Exercise details: Rewrite every one of the entries below as a numbered list of its lines, skipping any blank lines. Leave the pictures out of your answer.
Start
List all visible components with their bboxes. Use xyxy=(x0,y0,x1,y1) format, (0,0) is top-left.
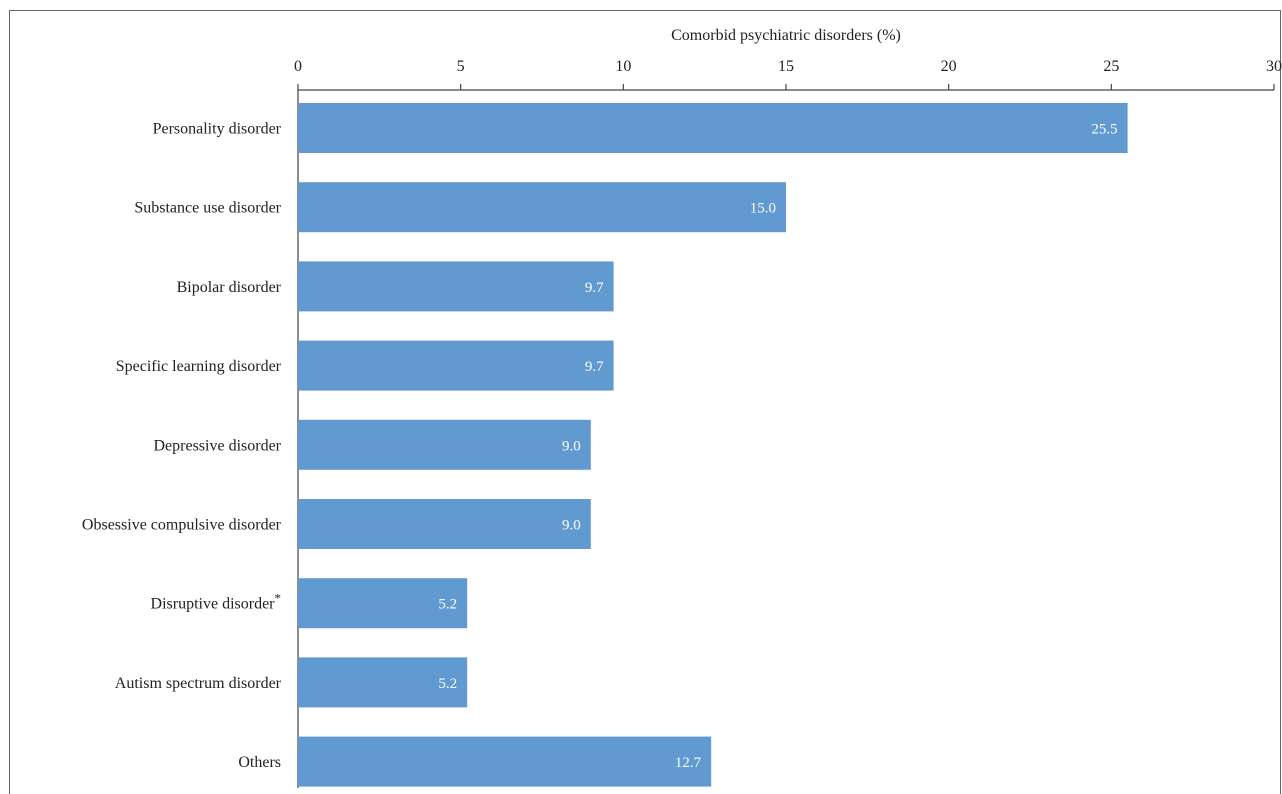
x-tick-label: 25 xyxy=(1103,58,1119,75)
bar xyxy=(298,182,786,233)
bars: Personality disorder 25.5 Substance use di… xyxy=(82,103,1128,787)
x-axis-title: Comorbid psychiatric disorders (%) xyxy=(671,27,901,44)
bar-value-label: 15.0 xyxy=(750,201,776,217)
category-label: Others xyxy=(238,754,281,771)
x-tick-label: 20 xyxy=(941,58,957,75)
category-label: Substance use disorder xyxy=(134,200,281,217)
category-label: Disruptive disorder* xyxy=(151,591,281,613)
bar-value-label: 9.7 xyxy=(585,280,604,296)
footnote-mark: * xyxy=(275,591,282,606)
category-label: Obsessive compulsive disorder xyxy=(82,517,282,534)
bar xyxy=(298,736,712,787)
category-label: Personality disorder xyxy=(153,121,282,138)
category-label: Bipolar disorder xyxy=(177,279,282,296)
bar-value-label: 5.2 xyxy=(438,597,457,613)
bar-value-label: 5.2 xyxy=(438,676,457,692)
category-label: Autism spectrum disorder xyxy=(115,675,282,692)
bar xyxy=(298,340,614,391)
category-label: Depressive disorder xyxy=(153,437,281,454)
bar xyxy=(298,499,591,549)
x-tick-label: 10 xyxy=(615,58,631,75)
bar-value-label: 12.7 xyxy=(675,755,702,771)
category-label: Specific learning disorder xyxy=(116,358,282,375)
bar-value-label: 9.0 xyxy=(562,438,581,454)
bar-value-label: 9.7 xyxy=(585,359,604,375)
bar xyxy=(298,657,468,708)
chart-frame xyxy=(9,10,1281,794)
x-tick-label: 5 xyxy=(457,58,465,75)
x-tick-label: 0 xyxy=(294,58,302,75)
bar xyxy=(298,103,1128,153)
x-tick-label: 15 xyxy=(778,58,794,75)
x-tick-label: 30 xyxy=(1266,58,1282,75)
bar-value-label: 9.0 xyxy=(562,518,581,534)
bar-value-label: 25.5 xyxy=(1091,122,1117,138)
bar xyxy=(298,578,468,629)
bar xyxy=(298,261,614,312)
bar xyxy=(298,419,591,470)
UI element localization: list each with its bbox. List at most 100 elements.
End
Result of this task:
1. List all visible components with their bboxes. Use xyxy=(x0,y0,x1,y1) format, (0,0) is top-left.
2. x-tick-label: 25 xyxy=(1103,58,1119,75)
3. bar xyxy=(298,182,786,233)
4. bars: Personality disorder 25.5 Substance use di… xyxy=(82,103,1128,787)
5. x-axis-title: Comorbid psychiatric disorders (%) xyxy=(671,27,901,44)
6. bar-value-label: 15.0 xyxy=(750,201,776,217)
7. category-label: Others xyxy=(238,754,281,771)
8. x-tick-label: 20 xyxy=(941,58,957,75)
9. category-label: Substance use disorder xyxy=(134,200,281,217)
10. category-label: Disruptive disorder* xyxy=(151,591,281,613)
11. bar-value-label: 9.7 xyxy=(585,280,604,296)
12. footnote-mark: * xyxy=(275,591,282,606)
13. category-label: Obsessive compulsive disorder xyxy=(82,517,282,534)
14. bar xyxy=(298,736,712,787)
15. category-label: Personality disorder xyxy=(153,121,282,138)
16. category-label: Bipolar disorder xyxy=(177,279,282,296)
17. bar-value-label: 5.2 xyxy=(438,597,457,613)
18. bar-value-label: 5.2 xyxy=(438,676,457,692)
19. category-label: Autism spectrum disorder xyxy=(115,675,282,692)
20. bar xyxy=(298,340,614,391)
21. category-label: Depressive disorder xyxy=(153,437,281,454)
22. bar xyxy=(298,499,591,549)
23. x-tick-label: 10 xyxy=(615,58,631,75)
24. bar-value-label: 12.7 xyxy=(675,755,702,771)
25. category-label: Specific learning disorder xyxy=(116,358,282,375)
26. bar-value-label: 9.0 xyxy=(562,438,581,454)
27. bar-value-label: 9.7 xyxy=(585,359,604,375)
28. bar xyxy=(298,657,468,708)
29. chart-frame xyxy=(9,10,1281,794)
30. x-tick-label: 5 xyxy=(457,58,465,75)
31. x-tick-label: 0 xyxy=(294,58,302,75)
32. bar xyxy=(298,103,1128,153)
33. x-tick-label: 15 xyxy=(778,58,794,75)
34. x-tick-label: 30 xyxy=(1266,58,1282,75)
35. bar-value-label: 9.0 xyxy=(562,518,581,534)
36. bar-value-label: 25.5 xyxy=(1091,122,1117,138)
37. bar xyxy=(298,578,468,629)
38. bar xyxy=(298,261,614,312)
39. bar xyxy=(298,419,591,470)
40. UI element localization: list each with its bbox. List at most 100 elements.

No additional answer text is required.